start DATA SUPPLIED
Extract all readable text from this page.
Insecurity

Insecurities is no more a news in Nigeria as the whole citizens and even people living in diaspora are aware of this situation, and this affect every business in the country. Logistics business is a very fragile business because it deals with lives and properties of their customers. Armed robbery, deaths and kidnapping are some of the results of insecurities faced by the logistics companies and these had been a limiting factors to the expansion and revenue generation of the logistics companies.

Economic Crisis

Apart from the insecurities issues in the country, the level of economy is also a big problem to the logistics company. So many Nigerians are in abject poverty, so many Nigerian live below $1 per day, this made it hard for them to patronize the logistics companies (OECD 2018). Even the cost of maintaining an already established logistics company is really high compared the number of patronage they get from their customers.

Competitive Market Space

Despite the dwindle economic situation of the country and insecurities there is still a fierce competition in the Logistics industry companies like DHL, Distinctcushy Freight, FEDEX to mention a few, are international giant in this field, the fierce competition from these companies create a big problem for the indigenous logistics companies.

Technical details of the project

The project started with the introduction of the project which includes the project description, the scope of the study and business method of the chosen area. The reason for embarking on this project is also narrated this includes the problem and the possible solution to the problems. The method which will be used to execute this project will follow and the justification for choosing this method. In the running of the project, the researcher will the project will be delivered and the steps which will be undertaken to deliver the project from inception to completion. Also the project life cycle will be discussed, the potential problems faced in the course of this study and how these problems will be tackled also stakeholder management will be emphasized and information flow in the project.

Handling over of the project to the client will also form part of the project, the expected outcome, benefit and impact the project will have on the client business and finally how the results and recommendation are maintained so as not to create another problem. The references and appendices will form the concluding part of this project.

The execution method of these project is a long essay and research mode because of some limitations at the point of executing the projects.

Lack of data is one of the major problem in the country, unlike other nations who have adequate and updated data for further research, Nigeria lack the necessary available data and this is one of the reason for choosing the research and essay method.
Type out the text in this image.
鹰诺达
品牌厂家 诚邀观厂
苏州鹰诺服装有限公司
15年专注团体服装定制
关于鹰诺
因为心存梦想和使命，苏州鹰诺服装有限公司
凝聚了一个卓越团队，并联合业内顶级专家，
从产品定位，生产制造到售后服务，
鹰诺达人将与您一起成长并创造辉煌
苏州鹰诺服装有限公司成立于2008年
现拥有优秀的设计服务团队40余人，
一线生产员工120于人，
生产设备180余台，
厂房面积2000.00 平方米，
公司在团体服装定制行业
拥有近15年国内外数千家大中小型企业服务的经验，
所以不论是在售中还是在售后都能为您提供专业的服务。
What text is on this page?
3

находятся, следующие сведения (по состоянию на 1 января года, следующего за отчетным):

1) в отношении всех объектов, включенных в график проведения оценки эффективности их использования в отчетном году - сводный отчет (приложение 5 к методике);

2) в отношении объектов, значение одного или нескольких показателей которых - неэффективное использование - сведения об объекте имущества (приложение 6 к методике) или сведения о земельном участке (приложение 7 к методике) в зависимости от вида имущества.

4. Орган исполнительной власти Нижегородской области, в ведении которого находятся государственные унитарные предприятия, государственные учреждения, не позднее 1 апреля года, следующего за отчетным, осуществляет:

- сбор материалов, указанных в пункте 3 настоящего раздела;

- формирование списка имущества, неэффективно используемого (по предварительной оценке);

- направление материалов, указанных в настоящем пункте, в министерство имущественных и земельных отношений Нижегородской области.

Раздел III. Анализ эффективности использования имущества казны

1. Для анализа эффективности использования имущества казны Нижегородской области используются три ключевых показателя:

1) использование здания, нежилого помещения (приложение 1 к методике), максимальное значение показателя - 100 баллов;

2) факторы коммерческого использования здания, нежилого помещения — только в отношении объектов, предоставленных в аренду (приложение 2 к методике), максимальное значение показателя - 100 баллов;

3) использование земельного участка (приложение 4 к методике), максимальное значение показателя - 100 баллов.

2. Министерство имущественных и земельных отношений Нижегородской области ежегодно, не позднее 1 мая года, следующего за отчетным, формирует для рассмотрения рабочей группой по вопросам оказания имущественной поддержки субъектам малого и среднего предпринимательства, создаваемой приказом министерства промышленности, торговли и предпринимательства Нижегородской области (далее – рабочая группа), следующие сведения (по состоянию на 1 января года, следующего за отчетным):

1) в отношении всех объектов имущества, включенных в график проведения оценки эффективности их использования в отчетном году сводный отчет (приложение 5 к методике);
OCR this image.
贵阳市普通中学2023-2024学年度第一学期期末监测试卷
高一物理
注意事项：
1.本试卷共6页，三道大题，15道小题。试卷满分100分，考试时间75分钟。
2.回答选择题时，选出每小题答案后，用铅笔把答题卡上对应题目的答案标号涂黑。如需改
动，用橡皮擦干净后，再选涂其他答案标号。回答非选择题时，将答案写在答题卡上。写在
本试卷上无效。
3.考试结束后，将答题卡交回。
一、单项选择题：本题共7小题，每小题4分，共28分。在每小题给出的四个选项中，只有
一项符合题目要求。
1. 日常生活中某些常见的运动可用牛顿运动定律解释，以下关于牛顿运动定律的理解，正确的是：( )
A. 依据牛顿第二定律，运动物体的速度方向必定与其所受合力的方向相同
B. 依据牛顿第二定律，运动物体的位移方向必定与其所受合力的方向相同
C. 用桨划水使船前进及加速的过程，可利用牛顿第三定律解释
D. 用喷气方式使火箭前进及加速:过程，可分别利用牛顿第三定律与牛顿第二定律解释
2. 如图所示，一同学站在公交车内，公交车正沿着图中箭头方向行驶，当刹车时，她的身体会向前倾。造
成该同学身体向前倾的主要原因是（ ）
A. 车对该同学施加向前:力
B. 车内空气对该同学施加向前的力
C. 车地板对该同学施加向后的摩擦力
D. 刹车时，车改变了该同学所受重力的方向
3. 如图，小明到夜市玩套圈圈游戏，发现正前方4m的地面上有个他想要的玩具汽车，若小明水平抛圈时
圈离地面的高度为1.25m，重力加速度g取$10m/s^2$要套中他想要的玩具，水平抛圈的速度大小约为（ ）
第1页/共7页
end DATA SUPPLIED
Search the lines for the string "依据牛顿第二定律" and copy every line that has it.

A. 依据牛顿第二定律，运动物体的速度方向必定与其所受合力的方向相同
B. 依据牛顿第二定律，运动物体的位移方向必定与其所受合力的方向相同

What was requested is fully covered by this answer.